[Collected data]
=-=-=
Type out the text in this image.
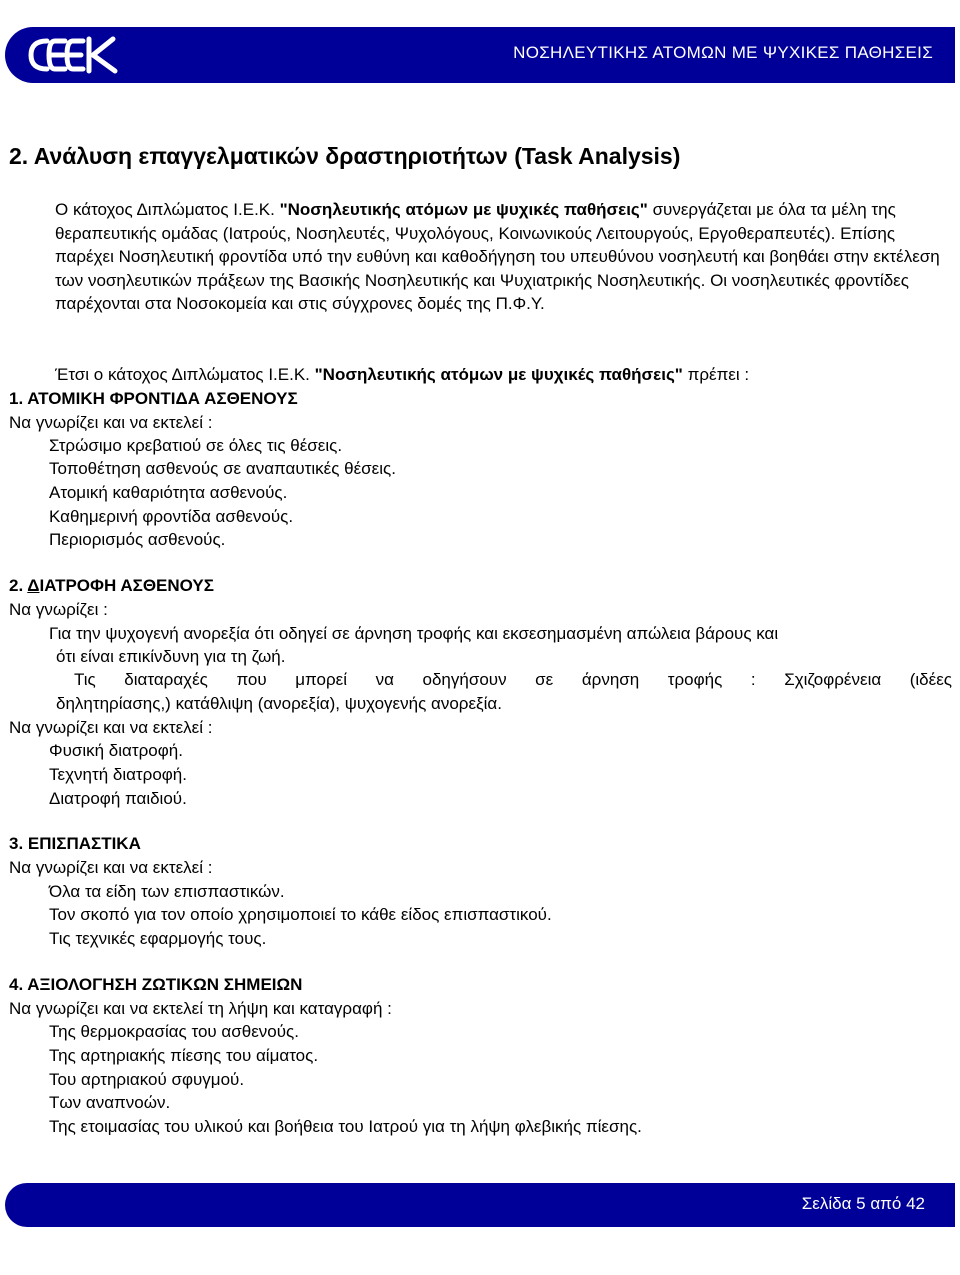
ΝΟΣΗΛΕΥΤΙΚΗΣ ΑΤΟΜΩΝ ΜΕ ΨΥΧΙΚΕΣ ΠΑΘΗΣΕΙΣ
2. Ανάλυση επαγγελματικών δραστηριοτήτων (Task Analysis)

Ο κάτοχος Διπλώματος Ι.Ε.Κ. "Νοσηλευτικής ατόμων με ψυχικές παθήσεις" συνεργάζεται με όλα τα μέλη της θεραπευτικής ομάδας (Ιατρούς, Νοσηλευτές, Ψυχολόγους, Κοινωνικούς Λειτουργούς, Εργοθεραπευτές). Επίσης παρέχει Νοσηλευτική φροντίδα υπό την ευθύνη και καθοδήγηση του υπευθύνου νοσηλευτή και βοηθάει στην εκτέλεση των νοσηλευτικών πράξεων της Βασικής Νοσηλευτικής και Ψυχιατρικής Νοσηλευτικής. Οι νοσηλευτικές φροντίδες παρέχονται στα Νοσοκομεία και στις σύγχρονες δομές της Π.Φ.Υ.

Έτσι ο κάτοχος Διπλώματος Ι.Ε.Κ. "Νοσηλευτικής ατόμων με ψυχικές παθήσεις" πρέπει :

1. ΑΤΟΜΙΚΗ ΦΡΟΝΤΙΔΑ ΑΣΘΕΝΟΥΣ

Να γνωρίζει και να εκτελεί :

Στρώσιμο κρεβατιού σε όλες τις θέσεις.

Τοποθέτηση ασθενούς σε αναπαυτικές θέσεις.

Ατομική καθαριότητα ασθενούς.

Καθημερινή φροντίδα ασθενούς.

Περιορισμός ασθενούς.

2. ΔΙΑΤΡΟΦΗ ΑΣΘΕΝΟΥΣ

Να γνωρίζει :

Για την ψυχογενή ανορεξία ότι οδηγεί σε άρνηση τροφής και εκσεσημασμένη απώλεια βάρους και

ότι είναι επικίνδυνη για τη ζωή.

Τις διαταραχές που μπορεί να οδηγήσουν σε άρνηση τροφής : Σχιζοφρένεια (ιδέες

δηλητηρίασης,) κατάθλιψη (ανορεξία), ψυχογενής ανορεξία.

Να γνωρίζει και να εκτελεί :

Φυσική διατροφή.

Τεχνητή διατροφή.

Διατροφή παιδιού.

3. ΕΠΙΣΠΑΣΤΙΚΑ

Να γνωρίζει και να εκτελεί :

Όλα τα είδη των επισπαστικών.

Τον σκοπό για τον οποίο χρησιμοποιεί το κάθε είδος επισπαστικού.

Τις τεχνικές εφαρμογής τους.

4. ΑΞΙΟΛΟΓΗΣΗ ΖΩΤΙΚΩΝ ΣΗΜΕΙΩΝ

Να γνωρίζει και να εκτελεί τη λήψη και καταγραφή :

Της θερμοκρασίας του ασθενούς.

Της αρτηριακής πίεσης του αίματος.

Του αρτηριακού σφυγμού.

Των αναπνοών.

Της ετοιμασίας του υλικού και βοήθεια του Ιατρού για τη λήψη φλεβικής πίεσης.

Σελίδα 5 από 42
=-=-=
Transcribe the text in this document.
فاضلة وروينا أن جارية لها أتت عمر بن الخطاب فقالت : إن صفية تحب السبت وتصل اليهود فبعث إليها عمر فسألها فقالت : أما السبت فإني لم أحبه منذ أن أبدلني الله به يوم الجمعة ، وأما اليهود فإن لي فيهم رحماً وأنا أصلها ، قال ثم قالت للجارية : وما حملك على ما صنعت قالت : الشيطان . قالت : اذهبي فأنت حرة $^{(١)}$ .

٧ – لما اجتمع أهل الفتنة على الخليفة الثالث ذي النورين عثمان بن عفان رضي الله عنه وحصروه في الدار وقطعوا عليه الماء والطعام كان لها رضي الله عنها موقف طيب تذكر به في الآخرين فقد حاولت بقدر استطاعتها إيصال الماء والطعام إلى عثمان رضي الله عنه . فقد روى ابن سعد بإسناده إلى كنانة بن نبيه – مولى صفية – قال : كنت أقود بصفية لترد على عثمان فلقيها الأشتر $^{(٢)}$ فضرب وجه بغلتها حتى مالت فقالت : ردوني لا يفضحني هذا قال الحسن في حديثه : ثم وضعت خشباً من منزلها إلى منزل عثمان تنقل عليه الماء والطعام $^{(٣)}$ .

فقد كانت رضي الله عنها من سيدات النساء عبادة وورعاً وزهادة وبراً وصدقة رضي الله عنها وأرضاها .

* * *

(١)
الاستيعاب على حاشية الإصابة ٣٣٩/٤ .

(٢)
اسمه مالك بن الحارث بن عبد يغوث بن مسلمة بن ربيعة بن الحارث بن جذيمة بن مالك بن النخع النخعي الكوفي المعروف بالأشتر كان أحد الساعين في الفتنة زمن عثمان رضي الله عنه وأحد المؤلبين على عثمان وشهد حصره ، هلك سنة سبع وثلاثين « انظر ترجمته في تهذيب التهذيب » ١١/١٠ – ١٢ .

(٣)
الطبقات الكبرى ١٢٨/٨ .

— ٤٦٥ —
=-=-=
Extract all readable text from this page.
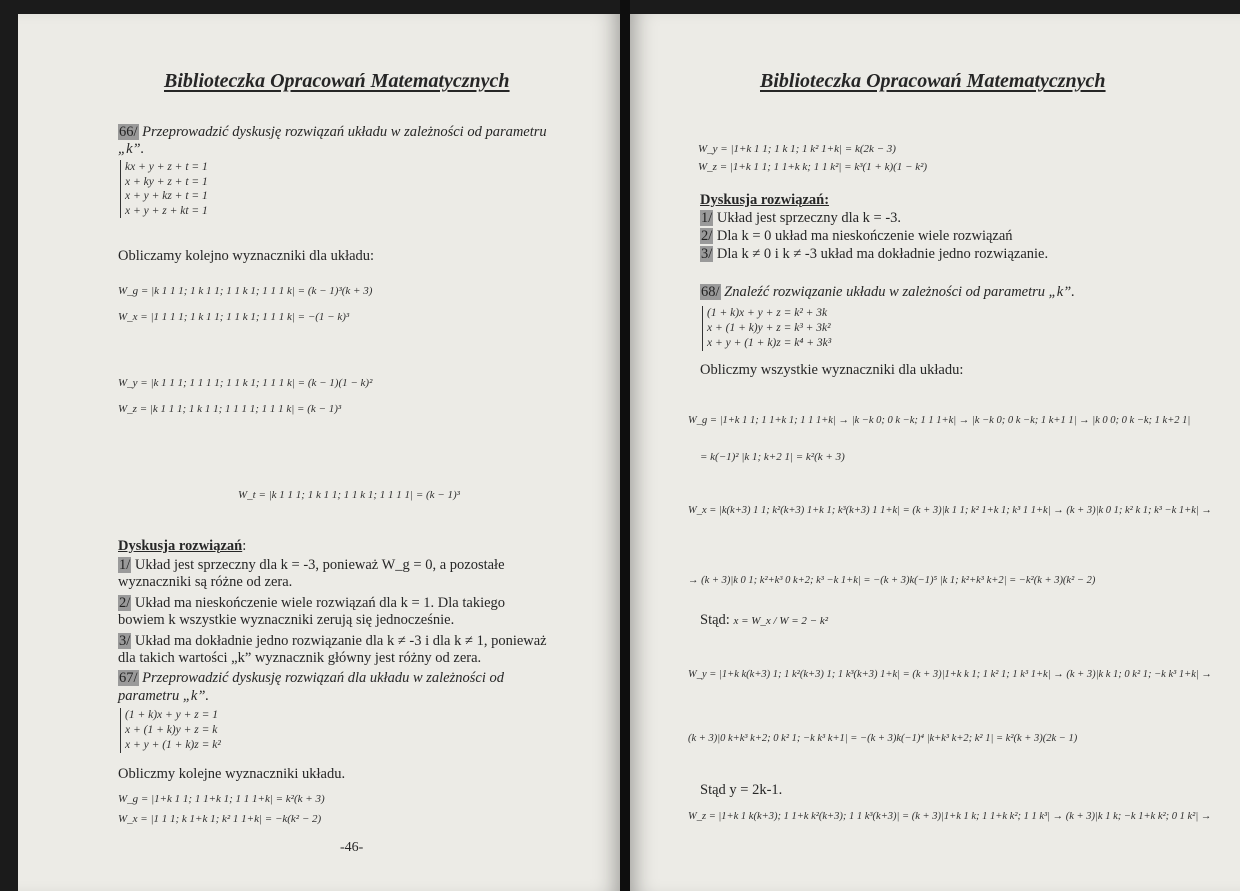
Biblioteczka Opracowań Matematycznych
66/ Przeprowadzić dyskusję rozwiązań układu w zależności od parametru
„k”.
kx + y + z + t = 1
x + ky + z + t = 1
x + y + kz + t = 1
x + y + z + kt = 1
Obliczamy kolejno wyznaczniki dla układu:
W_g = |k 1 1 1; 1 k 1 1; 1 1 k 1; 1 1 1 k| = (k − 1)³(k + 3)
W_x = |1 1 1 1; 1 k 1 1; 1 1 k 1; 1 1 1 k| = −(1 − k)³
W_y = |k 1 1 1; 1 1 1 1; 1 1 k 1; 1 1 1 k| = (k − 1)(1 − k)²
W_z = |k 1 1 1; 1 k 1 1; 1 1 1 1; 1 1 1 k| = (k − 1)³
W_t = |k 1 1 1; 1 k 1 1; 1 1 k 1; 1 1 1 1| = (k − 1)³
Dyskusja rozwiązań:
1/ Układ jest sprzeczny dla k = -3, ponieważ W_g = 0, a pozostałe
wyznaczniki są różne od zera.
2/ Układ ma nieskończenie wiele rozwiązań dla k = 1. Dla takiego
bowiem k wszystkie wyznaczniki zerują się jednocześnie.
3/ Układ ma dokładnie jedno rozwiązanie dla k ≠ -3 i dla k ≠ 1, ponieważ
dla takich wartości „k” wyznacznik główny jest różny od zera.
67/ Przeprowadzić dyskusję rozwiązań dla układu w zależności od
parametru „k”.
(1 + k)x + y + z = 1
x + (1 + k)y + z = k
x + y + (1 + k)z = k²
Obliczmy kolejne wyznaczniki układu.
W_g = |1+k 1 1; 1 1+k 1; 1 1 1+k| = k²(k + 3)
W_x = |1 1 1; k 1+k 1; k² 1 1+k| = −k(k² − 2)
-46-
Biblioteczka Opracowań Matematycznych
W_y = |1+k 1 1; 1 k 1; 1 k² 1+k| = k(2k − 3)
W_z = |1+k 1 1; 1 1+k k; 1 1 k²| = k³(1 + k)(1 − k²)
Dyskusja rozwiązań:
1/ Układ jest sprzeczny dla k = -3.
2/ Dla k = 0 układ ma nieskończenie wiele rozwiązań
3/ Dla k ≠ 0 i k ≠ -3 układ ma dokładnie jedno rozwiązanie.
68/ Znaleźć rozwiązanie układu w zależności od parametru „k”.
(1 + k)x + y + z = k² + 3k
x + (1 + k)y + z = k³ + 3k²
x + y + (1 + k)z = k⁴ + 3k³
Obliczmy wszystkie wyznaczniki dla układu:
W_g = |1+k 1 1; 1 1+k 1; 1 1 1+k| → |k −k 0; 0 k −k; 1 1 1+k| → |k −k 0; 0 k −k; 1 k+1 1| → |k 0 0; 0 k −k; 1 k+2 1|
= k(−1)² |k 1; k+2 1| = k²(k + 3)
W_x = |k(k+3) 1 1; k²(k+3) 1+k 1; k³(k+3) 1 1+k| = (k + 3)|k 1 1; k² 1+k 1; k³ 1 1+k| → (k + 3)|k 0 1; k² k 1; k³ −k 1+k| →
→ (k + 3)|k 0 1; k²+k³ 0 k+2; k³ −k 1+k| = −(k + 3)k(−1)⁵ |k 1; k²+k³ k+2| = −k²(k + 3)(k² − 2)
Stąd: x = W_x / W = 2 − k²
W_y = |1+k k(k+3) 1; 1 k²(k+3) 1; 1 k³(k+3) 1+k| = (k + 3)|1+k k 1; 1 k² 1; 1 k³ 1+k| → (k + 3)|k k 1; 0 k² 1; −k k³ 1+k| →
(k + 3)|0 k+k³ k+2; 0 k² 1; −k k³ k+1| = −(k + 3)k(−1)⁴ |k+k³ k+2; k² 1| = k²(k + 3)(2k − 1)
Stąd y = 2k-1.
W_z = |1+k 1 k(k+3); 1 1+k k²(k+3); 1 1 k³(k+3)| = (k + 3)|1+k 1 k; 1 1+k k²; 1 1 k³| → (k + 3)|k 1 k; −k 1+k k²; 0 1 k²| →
=-=-=
Stated problem.
Scan the entries above. Copy each line that has the string "τροφής".

Response.
Για την ψυχογενή ανορεξία ότι οδηγεί σε άρνηση τροφής και εκσεσημασμένη απώλεια βάρους και
Τις διαταραχές που μπορεί να οδηγήσουν σε άρνηση τροφής : Σχιζοφρένεια (ιδέες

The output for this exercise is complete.